======== Dataset records

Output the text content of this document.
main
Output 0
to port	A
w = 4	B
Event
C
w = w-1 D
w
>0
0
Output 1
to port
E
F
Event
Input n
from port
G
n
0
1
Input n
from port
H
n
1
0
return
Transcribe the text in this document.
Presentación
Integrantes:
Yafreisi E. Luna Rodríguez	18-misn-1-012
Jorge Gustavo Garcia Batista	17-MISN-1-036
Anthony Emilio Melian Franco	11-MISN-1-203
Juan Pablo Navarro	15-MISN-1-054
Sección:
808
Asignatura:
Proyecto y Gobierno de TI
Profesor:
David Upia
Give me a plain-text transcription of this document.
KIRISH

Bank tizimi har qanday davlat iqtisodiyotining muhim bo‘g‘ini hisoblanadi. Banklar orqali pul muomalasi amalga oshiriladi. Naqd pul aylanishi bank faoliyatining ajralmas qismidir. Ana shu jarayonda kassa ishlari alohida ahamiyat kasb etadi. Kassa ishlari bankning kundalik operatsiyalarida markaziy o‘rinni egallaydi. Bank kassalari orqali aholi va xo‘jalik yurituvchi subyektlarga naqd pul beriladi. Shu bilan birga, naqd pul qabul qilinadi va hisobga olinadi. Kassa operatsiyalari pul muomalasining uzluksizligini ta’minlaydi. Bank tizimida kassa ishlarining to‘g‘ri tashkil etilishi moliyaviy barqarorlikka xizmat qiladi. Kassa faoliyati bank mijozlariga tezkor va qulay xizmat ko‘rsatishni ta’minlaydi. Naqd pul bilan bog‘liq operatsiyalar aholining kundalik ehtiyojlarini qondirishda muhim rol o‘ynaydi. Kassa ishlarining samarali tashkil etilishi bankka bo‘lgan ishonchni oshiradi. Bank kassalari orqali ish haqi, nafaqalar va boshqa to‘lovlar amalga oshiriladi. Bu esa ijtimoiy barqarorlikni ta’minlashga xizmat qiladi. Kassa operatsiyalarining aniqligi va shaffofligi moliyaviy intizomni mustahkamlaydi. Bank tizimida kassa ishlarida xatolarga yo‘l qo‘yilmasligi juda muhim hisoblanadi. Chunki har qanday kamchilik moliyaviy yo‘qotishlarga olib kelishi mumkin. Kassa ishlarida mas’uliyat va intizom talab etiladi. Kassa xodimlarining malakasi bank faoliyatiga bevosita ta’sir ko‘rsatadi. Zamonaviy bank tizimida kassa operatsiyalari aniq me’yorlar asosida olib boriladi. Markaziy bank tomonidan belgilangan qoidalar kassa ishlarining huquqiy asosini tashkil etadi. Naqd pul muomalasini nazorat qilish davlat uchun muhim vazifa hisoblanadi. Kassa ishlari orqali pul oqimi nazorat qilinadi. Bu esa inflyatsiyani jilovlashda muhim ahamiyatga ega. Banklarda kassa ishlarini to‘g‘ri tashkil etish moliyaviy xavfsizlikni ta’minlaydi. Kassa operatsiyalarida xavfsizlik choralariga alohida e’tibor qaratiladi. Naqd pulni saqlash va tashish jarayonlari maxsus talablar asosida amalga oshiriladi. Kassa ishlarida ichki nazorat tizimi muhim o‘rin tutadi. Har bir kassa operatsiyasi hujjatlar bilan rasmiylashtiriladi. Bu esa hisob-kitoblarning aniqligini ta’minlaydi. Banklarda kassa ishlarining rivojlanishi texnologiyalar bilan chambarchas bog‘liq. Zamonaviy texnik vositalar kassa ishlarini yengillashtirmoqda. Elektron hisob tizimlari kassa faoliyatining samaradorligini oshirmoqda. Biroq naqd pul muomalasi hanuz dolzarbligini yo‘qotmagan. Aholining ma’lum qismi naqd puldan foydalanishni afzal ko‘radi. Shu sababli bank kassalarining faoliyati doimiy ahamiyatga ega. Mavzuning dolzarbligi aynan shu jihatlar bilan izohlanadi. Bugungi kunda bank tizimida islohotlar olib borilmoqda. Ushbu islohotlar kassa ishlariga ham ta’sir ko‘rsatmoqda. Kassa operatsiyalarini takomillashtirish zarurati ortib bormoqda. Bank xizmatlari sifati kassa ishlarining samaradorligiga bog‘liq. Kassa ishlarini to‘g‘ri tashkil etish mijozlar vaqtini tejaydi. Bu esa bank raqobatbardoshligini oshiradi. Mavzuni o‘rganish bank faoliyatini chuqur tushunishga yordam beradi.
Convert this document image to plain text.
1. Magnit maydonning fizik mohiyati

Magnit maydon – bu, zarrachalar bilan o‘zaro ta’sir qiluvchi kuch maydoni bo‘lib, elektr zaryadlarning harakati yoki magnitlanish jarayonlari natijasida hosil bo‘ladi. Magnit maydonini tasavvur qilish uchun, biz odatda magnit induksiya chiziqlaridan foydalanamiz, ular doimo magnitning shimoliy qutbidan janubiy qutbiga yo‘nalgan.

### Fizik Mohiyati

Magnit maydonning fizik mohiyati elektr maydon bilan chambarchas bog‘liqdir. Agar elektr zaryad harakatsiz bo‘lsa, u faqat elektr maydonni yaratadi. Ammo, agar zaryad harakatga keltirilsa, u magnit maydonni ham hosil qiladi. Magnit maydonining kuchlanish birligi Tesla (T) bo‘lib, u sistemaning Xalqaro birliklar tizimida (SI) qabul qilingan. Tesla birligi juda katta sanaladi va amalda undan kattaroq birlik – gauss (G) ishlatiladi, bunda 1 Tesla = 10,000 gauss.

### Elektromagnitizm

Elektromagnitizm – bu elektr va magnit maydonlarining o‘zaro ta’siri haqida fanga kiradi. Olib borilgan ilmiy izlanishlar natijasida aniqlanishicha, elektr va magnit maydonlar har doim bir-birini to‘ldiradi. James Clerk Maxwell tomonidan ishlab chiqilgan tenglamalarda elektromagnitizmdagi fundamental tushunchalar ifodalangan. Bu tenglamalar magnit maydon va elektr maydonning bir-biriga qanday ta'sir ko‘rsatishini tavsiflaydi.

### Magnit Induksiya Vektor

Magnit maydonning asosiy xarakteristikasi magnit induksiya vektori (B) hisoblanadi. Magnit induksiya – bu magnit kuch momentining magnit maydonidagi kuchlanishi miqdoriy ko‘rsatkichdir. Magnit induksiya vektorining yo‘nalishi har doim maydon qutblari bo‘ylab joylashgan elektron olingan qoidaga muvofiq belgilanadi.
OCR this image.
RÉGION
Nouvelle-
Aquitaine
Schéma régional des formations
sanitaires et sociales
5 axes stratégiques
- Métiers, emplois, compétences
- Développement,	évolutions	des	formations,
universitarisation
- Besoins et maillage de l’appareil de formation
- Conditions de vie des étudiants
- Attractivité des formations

================

Problem requirements ▸ The records above should be returned exactly.

Task response ▸
Output the text content of this document.
main
Output 0
to port	A
w = 4	B
Event
C
w = w-1 D
w
>0
0
Output 1
to port
E
F
Event
Input n
from port
G
n
0
1
Input n
from port
H
n
1
0
return
Transcribe the text in this document.
Presentación
Integrantes:
Yafreisi E. Luna Rodríguez	18-misn-1-012
Jorge Gustavo Garcia Batista	17-MISN-1-036
Anthony Emilio Melian Franco	11-MISN-1-203
Juan Pablo Navarro	15-MISN-1-054
Sección:
808
Asignatura:
Proyecto y Gobierno de TI
Profesor:
David Upia
Give me a plain-text transcription of this document.
KIRISH

Bank tizimi har qanday davlat iqtisodiyotining muhim bo‘g‘ini hisoblanadi. Banklar orqali pul muomalasi amalga oshiriladi. Naqd pul aylanishi bank faoliyatining ajralmas qismidir. Ana shu jarayonda kassa ishlari alohida ahamiyat kasb etadi. Kassa ishlari bankning kundalik operatsiyalarida markaziy o‘rinni egallaydi. Bank kassalari orqali aholi va xo‘jalik yurituvchi subyektlarga naqd pul beriladi. Shu bilan birga, naqd pul qabul qilinadi va hisobga olinadi. Kassa operatsiyalari pul muomalasining uzluksizligini ta’minlaydi. Bank tizimida kassa ishlarining to‘g‘ri tashkil etilishi moliyaviy barqarorlikka xizmat qiladi. Kassa faoliyati bank mijozlariga tezkor va qulay xizmat ko‘rsatishni ta’minlaydi. Naqd pul bilan bog‘liq operatsiyalar aholining kundalik ehtiyojlarini qondirishda muhim rol o‘ynaydi. Kassa ishlarining samarali tashkil etilishi bankka bo‘lgan ishonchni oshiradi. Bank kassalari orqali ish haqi, nafaqalar va boshqa to‘lovlar amalga oshiriladi. Bu esa ijtimoiy barqarorlikni ta’minlashga xizmat qiladi. Kassa operatsiyalarining aniqligi va shaffofligi moliyaviy intizomni mustahkamlaydi. Bank tizimida kassa ishlarida xatolarga yo‘l qo‘yilmasligi juda muhim hisoblanadi. Chunki har qanday kamchilik moliyaviy yo‘qotishlarga olib kelishi mumkin. Kassa ishlarida mas’uliyat va intizom talab etiladi. Kassa xodimlarining malakasi bank faoliyatiga bevosita ta’sir ko‘rsatadi. Zamonaviy bank tizimida kassa operatsiyalari aniq me’yorlar asosida olib boriladi. Markaziy bank tomonidan belgilangan qoidalar kassa ishlarining huquqiy asosini tashkil etadi. Naqd pul muomalasini nazorat qilish davlat uchun muhim vazifa hisoblanadi. Kassa ishlari orqali pul oqimi nazorat qilinadi. Bu esa inflyatsiyani jilovlashda muhim ahamiyatga ega. Banklarda kassa ishlarini to‘g‘ri tashkil etish moliyaviy xavfsizlikni ta’minlaydi. Kassa operatsiyalarida xavfsizlik choralariga alohida e’tibor qaratiladi. Naqd pulni saqlash va tashish jarayonlari maxsus talablar asosida amalga oshiriladi. Kassa ishlarida ichki nazorat tizimi muhim o‘rin tutadi. Har bir kassa operatsiyasi hujjatlar bilan rasmiylashtiriladi. Bu esa hisob-kitoblarning aniqligini ta’minlaydi. Banklarda kassa ishlarining rivojlanishi texnologiyalar bilan chambarchas bog‘liq. Zamonaviy texnik vositalar kassa ishlarini yengillashtirmoqda. Elektron hisob tizimlari kassa faoliyatining samaradorligini oshirmoqda. Biroq naqd pul muomalasi hanuz dolzarbligini yo‘qotmagan. Aholining ma’lum qismi naqd puldan foydalanishni afzal ko‘radi. Shu sababli bank kassalarining faoliyati doimiy ahamiyatga ega. Mavzuning dolzarbligi aynan shu jihatlar bilan izohlanadi. Bugungi kunda bank tizimida islohotlar olib borilmoqda. Ushbu islohotlar kassa ishlariga ham ta’sir ko‘rsatmoqda. Kassa operatsiyalarini takomillashtirish zarurati ortib bormoqda. Bank xizmatlari sifati kassa ishlarining samaradorligiga bog‘liq. Kassa ishlarini to‘g‘ri tashkil etish mijozlar vaqtini tejaydi. Bu esa bank raqobatbardoshligini oshiradi. Mavzuni o‘rganish bank faoliyatini chuqur tushunishga yordam beradi.
Convert this document image to plain text.
1. Magnit maydonning fizik mohiyati

Magnit maydon – bu, zarrachalar bilan o‘zaro ta’sir qiluvchi kuch maydoni bo‘lib, elektr zaryadlarning harakati yoki magnitlanish jarayonlari natijasida hosil bo‘ladi. Magnit maydonini tasavvur qilish uchun, biz odatda magnit induksiya chiziqlaridan foydalanamiz, ular doimo magnitning shimoliy qutbidan janubiy qutbiga yo‘nalgan.

### Fizik Mohiyati

Magnit maydonning fizik mohiyati elektr maydon bilan chambarchas bog‘liqdir. Agar elektr zaryad harakatsiz bo‘lsa, u faqat elektr maydonni yaratadi. Ammo, agar zaryad harakatga keltirilsa, u magnit maydonni ham hosil qiladi. Magnit maydonining kuchlanish birligi Tesla (T) bo‘lib, u sistemaning Xalqaro birliklar tizimida (SI) qabul qilingan. Tesla birligi juda katta sanaladi va amalda undan kattaroq birlik – gauss (G) ishlatiladi, bunda 1 Tesla = 10,000 gauss.

### Elektromagnitizm

Elektromagnitizm – bu elektr va magnit maydonlarining o‘zaro ta’siri haqida fanga kiradi. Olib borilgan ilmiy izlanishlar natijasida aniqlanishicha, elektr va magnit maydonlar har doim bir-birini to‘ldiradi. James Clerk Maxwell tomonidan ishlab chiqilgan tenglamalarda elektromagnitizmdagi fundamental tushunchalar ifodalangan. Bu tenglamalar magnit maydon va elektr maydonning bir-biriga qanday ta'sir ko‘rsatishini tavsiflaydi.

### Magnit Induksiya Vektor

Magnit maydonning asosiy xarakteristikasi magnit induksiya vektori (B) hisoblanadi. Magnit induksiya – bu magnit kuch momentining magnit maydonidagi kuchlanishi miqdoriy ko‘rsatkichdir. Magnit induksiya vektorining yo‘nalishi har doim maydon qutblari bo‘ylab joylashgan elektron olingan qoidaga muvofiq belgilanadi.
OCR this image.
RÉGION
Nouvelle-
Aquitaine
Schéma régional des formations
sanitaires et sociales
5 axes stratégiques
- Métiers, emplois, compétences
- Développement,	évolutions	des	formations,
universitarisation
- Besoins et maillage de l’appareil de formation
- Conditions de vie des étudiants
- Attractivité des formations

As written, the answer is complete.